▸ **Challenge**: Extract all of the entries and set them down verbatim.

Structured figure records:
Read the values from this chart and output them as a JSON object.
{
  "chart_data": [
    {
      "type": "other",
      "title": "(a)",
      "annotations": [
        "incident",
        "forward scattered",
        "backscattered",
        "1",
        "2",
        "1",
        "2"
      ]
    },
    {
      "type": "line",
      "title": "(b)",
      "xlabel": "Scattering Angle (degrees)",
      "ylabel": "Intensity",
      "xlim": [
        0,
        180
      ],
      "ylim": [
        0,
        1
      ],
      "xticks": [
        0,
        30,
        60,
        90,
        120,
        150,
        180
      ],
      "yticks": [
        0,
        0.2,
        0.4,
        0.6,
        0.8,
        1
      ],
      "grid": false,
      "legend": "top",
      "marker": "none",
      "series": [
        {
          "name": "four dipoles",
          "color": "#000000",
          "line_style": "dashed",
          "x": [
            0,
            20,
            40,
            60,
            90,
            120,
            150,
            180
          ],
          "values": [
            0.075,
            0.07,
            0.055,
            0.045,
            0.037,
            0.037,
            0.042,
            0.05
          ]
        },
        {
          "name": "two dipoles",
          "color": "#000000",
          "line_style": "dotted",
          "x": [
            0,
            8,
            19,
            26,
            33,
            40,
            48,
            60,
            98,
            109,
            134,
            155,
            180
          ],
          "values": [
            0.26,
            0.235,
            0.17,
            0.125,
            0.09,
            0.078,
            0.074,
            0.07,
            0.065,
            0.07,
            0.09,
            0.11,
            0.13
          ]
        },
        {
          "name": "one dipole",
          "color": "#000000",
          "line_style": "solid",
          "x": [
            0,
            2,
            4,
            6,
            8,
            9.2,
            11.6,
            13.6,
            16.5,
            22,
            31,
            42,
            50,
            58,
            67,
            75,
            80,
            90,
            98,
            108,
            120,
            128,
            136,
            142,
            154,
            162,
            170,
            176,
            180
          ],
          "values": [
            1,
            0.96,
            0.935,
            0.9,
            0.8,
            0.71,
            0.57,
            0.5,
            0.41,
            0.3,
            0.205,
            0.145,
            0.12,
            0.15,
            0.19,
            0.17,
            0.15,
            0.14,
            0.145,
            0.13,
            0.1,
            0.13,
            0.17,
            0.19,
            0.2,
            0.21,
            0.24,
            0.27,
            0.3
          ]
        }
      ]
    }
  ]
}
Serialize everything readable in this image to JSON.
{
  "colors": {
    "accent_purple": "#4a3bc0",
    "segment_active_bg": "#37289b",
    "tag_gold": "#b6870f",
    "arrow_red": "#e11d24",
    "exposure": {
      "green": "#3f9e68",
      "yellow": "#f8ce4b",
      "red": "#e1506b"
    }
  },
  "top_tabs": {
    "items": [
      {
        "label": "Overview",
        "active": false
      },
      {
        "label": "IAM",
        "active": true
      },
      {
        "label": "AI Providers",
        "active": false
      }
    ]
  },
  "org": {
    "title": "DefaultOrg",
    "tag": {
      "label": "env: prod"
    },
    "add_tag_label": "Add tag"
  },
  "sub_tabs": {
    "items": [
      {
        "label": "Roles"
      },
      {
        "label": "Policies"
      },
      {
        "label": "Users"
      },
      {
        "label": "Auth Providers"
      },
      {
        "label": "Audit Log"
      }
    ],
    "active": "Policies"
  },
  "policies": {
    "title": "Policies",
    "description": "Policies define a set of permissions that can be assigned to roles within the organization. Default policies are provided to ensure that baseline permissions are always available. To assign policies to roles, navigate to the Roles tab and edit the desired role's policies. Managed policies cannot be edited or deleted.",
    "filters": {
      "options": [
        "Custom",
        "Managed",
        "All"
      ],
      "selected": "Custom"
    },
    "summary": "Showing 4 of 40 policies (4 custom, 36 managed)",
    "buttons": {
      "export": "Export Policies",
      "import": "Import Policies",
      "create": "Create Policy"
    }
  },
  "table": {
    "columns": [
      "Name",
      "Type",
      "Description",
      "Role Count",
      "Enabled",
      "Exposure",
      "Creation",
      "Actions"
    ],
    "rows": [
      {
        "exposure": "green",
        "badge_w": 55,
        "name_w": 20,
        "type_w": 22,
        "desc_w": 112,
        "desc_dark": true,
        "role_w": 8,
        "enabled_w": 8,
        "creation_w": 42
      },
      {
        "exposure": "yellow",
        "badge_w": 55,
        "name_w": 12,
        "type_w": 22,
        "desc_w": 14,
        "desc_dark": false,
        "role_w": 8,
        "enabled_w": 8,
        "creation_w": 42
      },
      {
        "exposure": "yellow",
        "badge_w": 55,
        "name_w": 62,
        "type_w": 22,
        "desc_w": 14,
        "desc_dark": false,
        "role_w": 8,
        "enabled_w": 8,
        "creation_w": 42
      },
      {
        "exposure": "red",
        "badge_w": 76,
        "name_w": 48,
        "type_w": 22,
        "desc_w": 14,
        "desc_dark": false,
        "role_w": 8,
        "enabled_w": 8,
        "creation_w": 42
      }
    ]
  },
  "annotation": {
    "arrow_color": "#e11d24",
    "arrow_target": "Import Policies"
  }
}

▸ **Solution to this exercise**:
Read the values from this chart and output them as a JSON object.
{
  "chart_data": [
    {
      "type": "other",
      "title": "(a)",
      "annotations": [
        "incident",
        "forward scattered",
        "backscattered",
        "1",
        "2",
        "1",
        "2"
      ]
    },
    {
      "type": "line",
      "title": "(b)",
      "xlabel": "Scattering Angle (degrees)",
      "ylabel": "Intensity",
      "xlim": [
        0,
        180
      ],
      "ylim": [
        0,
        1
      ],
      "xticks": [
        0,
        30,
        60,
        90,
        120,
        150,
        180
      ],
      "yticks": [
        0,
        0.2,
        0.4,
        0.6,
        0.8,
        1
      ],
      "grid": false,
      "legend": "top",
      "marker": "none",
      "series": [
        {
          "name": "four dipoles",
          "color": "#000000",
          "line_style": "dashed",
          "x": [
            0,
            20,
            40,
            60,
            90,
            120,
            150,
            180
          ],
          "values": [
            0.075,
            0.07,
            0.055,
            0.045,
            0.037,
            0.037,
            0.042,
            0.05
          ]
        },
        {
          "name": "two dipoles",
          "color": "#000000",
          "line_style": "dotted",
          "x": [
            0,
            8,
            19,
            26,
            33,
            40,
            48,
            60,
            98,
            109,
            134,
            155,
            180
          ],
          "values": [
            0.26,
            0.235,
            0.17,
            0.125,
            0.09,
            0.078,
            0.074,
            0.07,
            0.065,
            0.07,
            0.09,
            0.11,
            0.13
          ]
        },
        {
          "name": "one dipole",
          "color": "#000000",
          "line_style": "solid",
          "x": [
            0,
            2,
            4,
            6,
            8,
            9.2,
            11.6,
            13.6,
            16.5,
            22,
            31,
            42,
            50,
            58,
            67,
            75,
            80,
            90,
            98,
            108,
            120,
            128,
            136,
            142,
            154,
            162,
            170,
            176,
            180
          ],
          "values": [
            1,
            0.96,
            0.935,
            0.9,
            0.8,
            0.71,
            0.57,
            0.5,
            0.41,
            0.3,
            0.205,
            0.145,
            0.12,
            0.15,
            0.19,
            0.17,
            0.15,
            0.14,
            0.145,
            0.13,
            0.1,
            0.13,
            0.17,
            0.19,
            0.2,
            0.21,
            0.24,
            0.27,
            0.3
          ]
        }
      ]
    }
  ]
}
Serialize everything readable in this image to JSON.
{
  "colors": {
    "accent_purple": "#4a3bc0",
    "segment_active_bg": "#37289b",
    "tag_gold": "#b6870f",
    "arrow_red": "#e11d24",
    "exposure": {
      "green": "#3f9e68",
      "yellow": "#f8ce4b",
      "red": "#e1506b"
    }
  },
  "top_tabs": {
    "items": [
      {
        "label": "Overview",
        "active": false
      },
      {
        "label": "IAM",
        "active": true
      },
      {
        "label": "AI Providers",
        "active": false
      }
    ]
  },
  "org": {
    "title": "DefaultOrg",
    "tag": {
      "label": "env: prod"
    },
    "add_tag_label": "Add tag"
  },
  "sub_tabs": {
    "items": [
      {
        "label": "Roles"
      },
      {
        "label": "Policies"
      },
      {
        "label": "Users"
      },
      {
        "label": "Auth Providers"
      },
      {
        "label": "Audit Log"
      }
    ],
    "active": "Policies"
  },
  "policies": {
    "title": "Policies",
    "description": "Policies define a set of permissions that can be assigned to roles within the organization. Default policies are provided to ensure that baseline permissions are always available. To assign policies to roles, navigate to the Roles tab and edit the desired role's policies. Managed policies cannot be edited or deleted.",
    "filters": {
      "options": [
        "Custom",
        "Managed",
        "All"
      ],
      "selected": "Custom"
    },
    "summary": "Showing 4 of 40 policies (4 custom, 36 managed)",
    "buttons": {
      "export": "Export Policies",
      "import": "Import Policies",
      "create": "Create Policy"
    }
  },
  "table": {
    "columns": [
      "Name",
      "Type",
      "Description",
      "Role Count",
      "Enabled",
      "Exposure",
      "Creation",
      "Actions"
    ],
    "rows": [
      {
        "exposure": "green",
        "badge_w": 55,
        "name_w": 20,
        "type_w": 22,
        "desc_w": 112,
        "desc_dark": true,
        "role_w": 8,
        "enabled_w": 8,
        "creation_w": 42
      },
      {
        "exposure": "yellow",
        "badge_w": 55,
        "name_w": 12,
        "type_w": 22,
        "desc_w": 14,
        "desc_dark": false,
        "role_w": 8,
        "enabled_w": 8,
        "creation_w": 42
      },
      {
        "exposure": "yellow",
        "badge_w": 55,
        "name_w": 62,
        "type_w": 22,
        "desc_w": 14,
        "desc_dark": false,
        "role_w": 8,
        "enabled_w": 8,
        "creation_w": 42
      },
      {
        "exposure": "red",
        "badge_w": 76,
        "name_w": 48,
        "type_w": 22,
        "desc_w": 14,
        "desc_dark": false,
        "role_w": 8,
        "enabled_w": 8,
        "creation_w": 42
      }
    ]
  },
  "annotation": {
    "arrow_color": "#e11d24",
    "arrow_target": "Import Policies"
  }
}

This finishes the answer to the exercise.